_SOURCE MATERIAL:_
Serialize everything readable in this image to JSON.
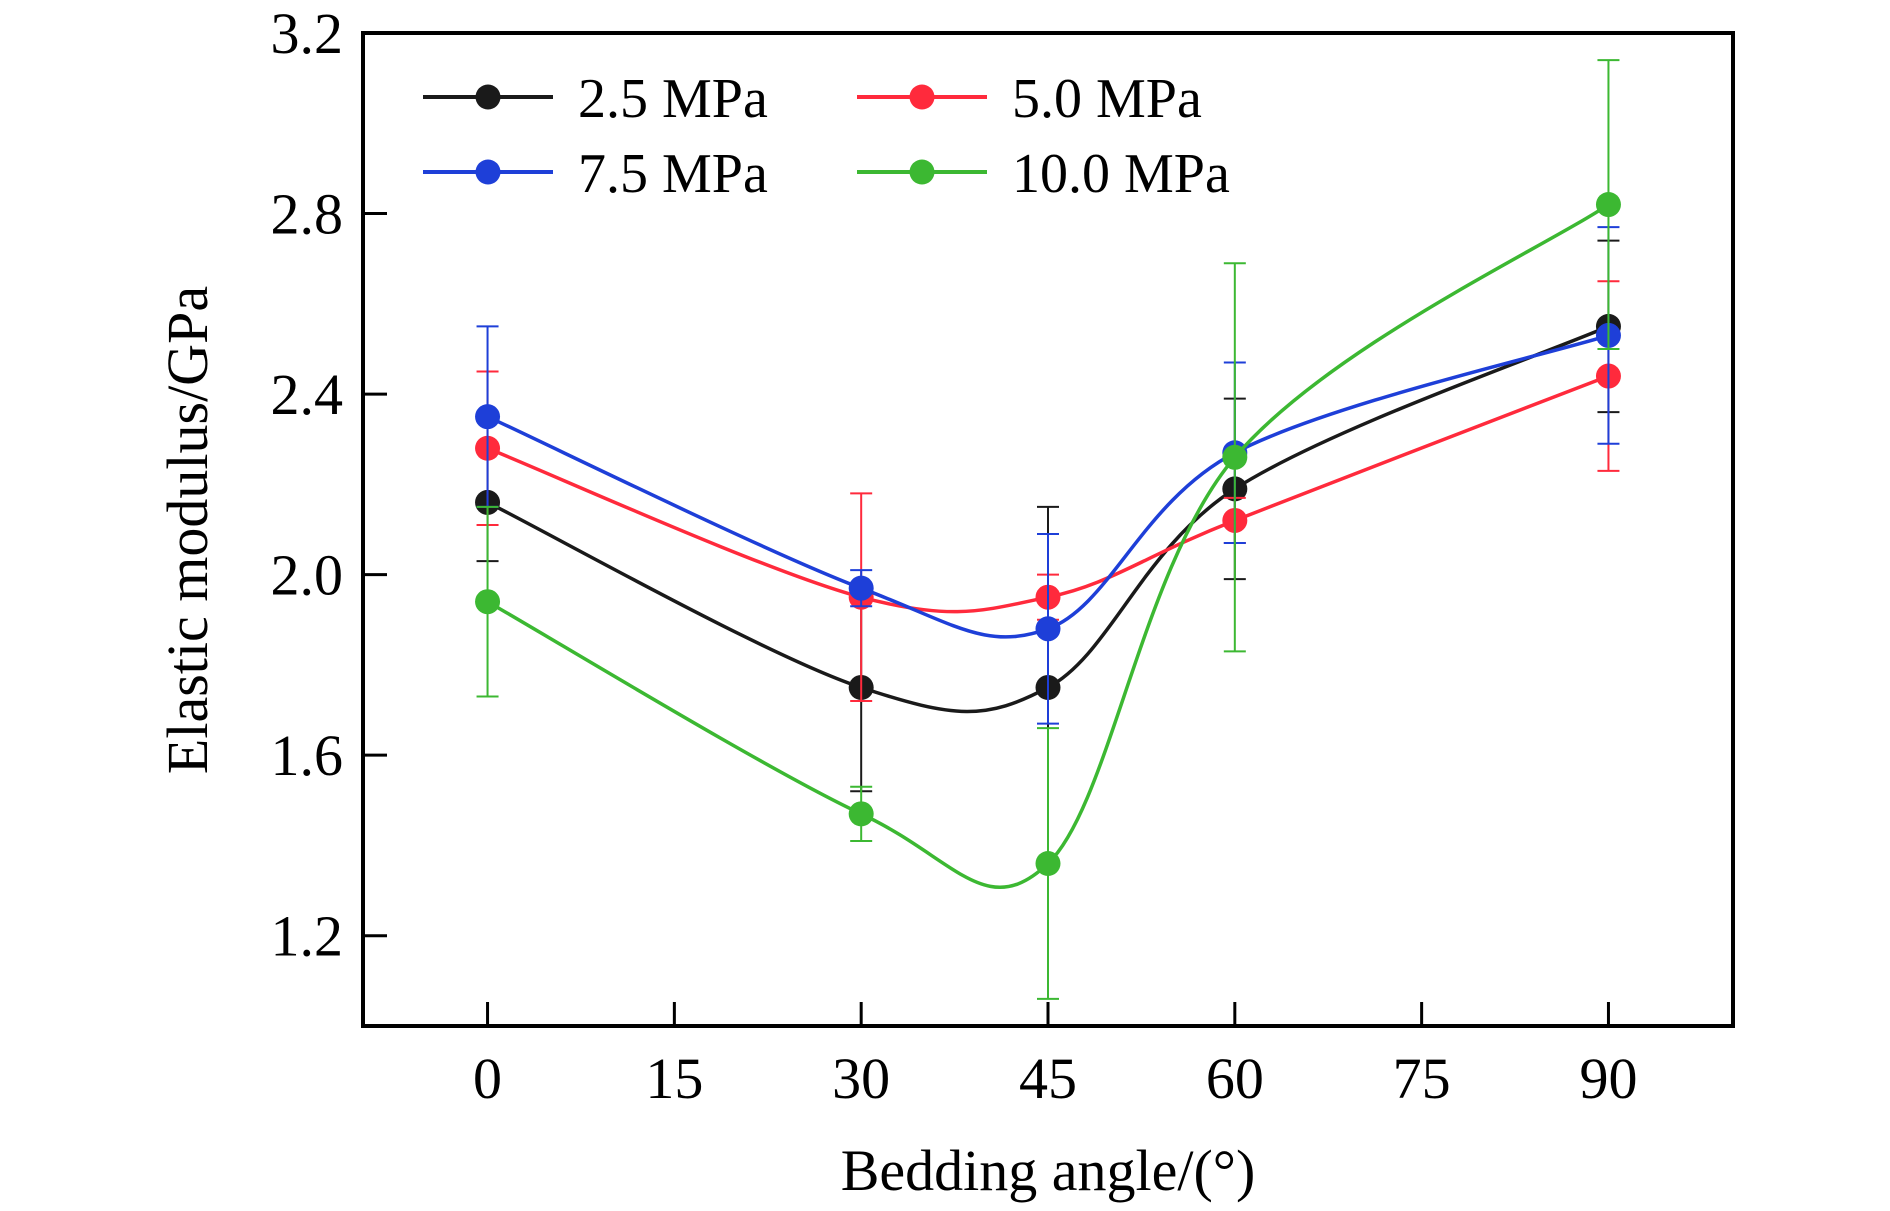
{
  "chart_data": {
    "type": "line",
    "xlabel": "Bedding angle/(°)",
    "ylabel": "Elastic modulus/GPa",
    "xlim": [
      -10,
      100
    ],
    "ylim": [
      1.0,
      3.2
    ],
    "xticks": [
      0,
      15,
      30,
      45,
      60,
      75,
      90
    ],
    "xtick_labels": [
      "0",
      "15",
      "30",
      "45",
      "60",
      "75",
      "90"
    ],
    "yticks": [
      1.2,
      1.6,
      2.0,
      2.4,
      2.8,
      3.2
    ],
    "ytick_labels": [
      "1.2",
      "1.6",
      "2.0",
      "2.4",
      "2.8",
      "3.2"
    ],
    "grid": false,
    "legend_position": "top-left",
    "x": [
      0,
      30,
      45,
      60,
      90
    ],
    "series": [
      {
        "name": "2.5 MPa",
        "color": "#1a1a1a",
        "values": [
          2.16,
          1.75,
          1.75,
          2.19,
          2.55
        ],
        "error": [
          0.13,
          0.23,
          0.4,
          0.2,
          0.19
        ]
      },
      {
        "name": "5.0 MPa",
        "color": "#ff2a3c",
        "values": [
          2.28,
          1.95,
          1.95,
          2.12,
          2.44
        ],
        "error": [
          0.17,
          0.23,
          0.05,
          0.05,
          0.21
        ]
      },
      {
        "name": "7.5 MPa",
        "color": "#1e3fd8",
        "values": [
          2.35,
          1.97,
          1.88,
          2.27,
          2.53
        ],
        "error": [
          0.2,
          0.04,
          0.21,
          0.2,
          0.24
        ]
      },
      {
        "name": "10.0 MPa",
        "color": "#3cb832",
        "values": [
          1.94,
          1.47,
          1.36,
          2.26,
          2.82
        ],
        "error": [
          0.21,
          0.06,
          0.3,
          0.43,
          0.32
        ]
      }
    ]
  }
}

_DESCRIPTION OF THE TASK:_ Select every line in the records above that contains the word "color".

_SOLUTION TO THIS TASK:_
        "color": "#1a1a1a",
        "color": "#ff2a3c",
        "color": "#1e3fd8",
        "color": "#3cb832",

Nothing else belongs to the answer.